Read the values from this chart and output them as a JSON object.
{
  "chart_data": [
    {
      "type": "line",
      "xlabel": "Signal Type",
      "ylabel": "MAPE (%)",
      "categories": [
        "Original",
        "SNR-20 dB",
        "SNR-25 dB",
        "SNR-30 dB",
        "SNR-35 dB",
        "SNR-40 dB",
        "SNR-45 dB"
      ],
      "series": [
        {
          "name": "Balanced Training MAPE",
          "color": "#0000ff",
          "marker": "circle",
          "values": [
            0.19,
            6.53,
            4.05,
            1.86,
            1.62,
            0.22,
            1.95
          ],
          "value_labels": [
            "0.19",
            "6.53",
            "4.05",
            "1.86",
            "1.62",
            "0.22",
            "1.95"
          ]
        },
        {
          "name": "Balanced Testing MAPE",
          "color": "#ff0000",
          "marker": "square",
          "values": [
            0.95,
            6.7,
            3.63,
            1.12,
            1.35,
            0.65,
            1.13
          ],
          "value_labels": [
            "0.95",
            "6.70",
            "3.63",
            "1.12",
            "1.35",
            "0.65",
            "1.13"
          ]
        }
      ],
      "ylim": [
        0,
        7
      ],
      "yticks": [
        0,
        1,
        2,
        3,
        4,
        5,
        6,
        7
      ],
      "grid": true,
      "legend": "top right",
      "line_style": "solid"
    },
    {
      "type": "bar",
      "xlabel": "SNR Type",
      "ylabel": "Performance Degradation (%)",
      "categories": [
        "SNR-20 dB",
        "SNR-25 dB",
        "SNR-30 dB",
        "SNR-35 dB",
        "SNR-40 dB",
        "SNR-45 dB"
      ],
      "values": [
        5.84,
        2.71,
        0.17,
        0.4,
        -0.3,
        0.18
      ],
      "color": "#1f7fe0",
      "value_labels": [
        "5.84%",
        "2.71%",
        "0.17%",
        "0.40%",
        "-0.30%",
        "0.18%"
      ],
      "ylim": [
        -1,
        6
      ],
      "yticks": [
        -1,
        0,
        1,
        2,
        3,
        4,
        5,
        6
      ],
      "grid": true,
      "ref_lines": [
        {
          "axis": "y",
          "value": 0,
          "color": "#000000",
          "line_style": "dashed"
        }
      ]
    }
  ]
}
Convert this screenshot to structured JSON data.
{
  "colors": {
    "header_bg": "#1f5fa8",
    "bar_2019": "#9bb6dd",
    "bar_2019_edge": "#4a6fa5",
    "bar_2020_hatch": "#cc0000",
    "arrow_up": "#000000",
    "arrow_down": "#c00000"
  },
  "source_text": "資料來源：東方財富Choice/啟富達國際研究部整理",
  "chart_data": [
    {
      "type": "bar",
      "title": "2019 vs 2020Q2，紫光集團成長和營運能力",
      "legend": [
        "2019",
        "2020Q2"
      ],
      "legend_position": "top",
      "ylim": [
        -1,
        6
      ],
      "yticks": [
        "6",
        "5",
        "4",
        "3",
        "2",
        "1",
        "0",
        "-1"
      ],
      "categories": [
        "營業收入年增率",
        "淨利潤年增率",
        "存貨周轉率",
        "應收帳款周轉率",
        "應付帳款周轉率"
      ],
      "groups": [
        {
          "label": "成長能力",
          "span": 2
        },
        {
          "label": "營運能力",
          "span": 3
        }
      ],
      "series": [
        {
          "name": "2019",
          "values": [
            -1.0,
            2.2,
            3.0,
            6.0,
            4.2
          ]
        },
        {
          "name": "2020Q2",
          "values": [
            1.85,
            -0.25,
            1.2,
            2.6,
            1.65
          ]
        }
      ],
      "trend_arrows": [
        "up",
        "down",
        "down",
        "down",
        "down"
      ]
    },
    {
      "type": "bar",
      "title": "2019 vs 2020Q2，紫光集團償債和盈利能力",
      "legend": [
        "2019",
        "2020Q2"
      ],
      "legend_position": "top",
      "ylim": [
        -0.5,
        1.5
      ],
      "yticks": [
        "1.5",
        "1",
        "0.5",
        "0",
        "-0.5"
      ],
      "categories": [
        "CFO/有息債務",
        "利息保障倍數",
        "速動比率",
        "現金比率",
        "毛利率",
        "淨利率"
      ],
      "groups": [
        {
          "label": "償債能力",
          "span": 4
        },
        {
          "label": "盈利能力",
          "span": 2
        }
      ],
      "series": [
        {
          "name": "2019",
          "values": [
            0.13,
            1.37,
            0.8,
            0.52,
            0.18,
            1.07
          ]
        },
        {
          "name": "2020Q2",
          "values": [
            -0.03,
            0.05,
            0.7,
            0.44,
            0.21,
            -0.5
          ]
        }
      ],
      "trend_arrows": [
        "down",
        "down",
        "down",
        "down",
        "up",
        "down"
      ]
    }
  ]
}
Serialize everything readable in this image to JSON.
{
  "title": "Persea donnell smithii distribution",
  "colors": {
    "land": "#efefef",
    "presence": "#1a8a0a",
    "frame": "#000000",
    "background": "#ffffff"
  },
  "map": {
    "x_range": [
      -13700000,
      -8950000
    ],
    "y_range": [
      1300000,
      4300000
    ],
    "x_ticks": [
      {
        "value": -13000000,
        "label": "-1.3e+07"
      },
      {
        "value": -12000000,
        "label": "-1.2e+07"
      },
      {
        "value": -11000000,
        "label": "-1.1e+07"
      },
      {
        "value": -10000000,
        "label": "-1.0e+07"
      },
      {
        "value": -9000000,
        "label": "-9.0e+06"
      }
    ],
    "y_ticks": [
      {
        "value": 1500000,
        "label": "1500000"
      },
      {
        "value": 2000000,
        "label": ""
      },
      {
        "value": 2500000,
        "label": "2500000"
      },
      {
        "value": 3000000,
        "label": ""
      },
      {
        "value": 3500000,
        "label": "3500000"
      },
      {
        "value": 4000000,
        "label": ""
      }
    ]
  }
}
====
## What you are asked to do
Copy every single line of the material above that holds "Balanced".

## Right answer
          "name": "Balanced Training MAPE",
          "name": "Balanced Testing MAPE",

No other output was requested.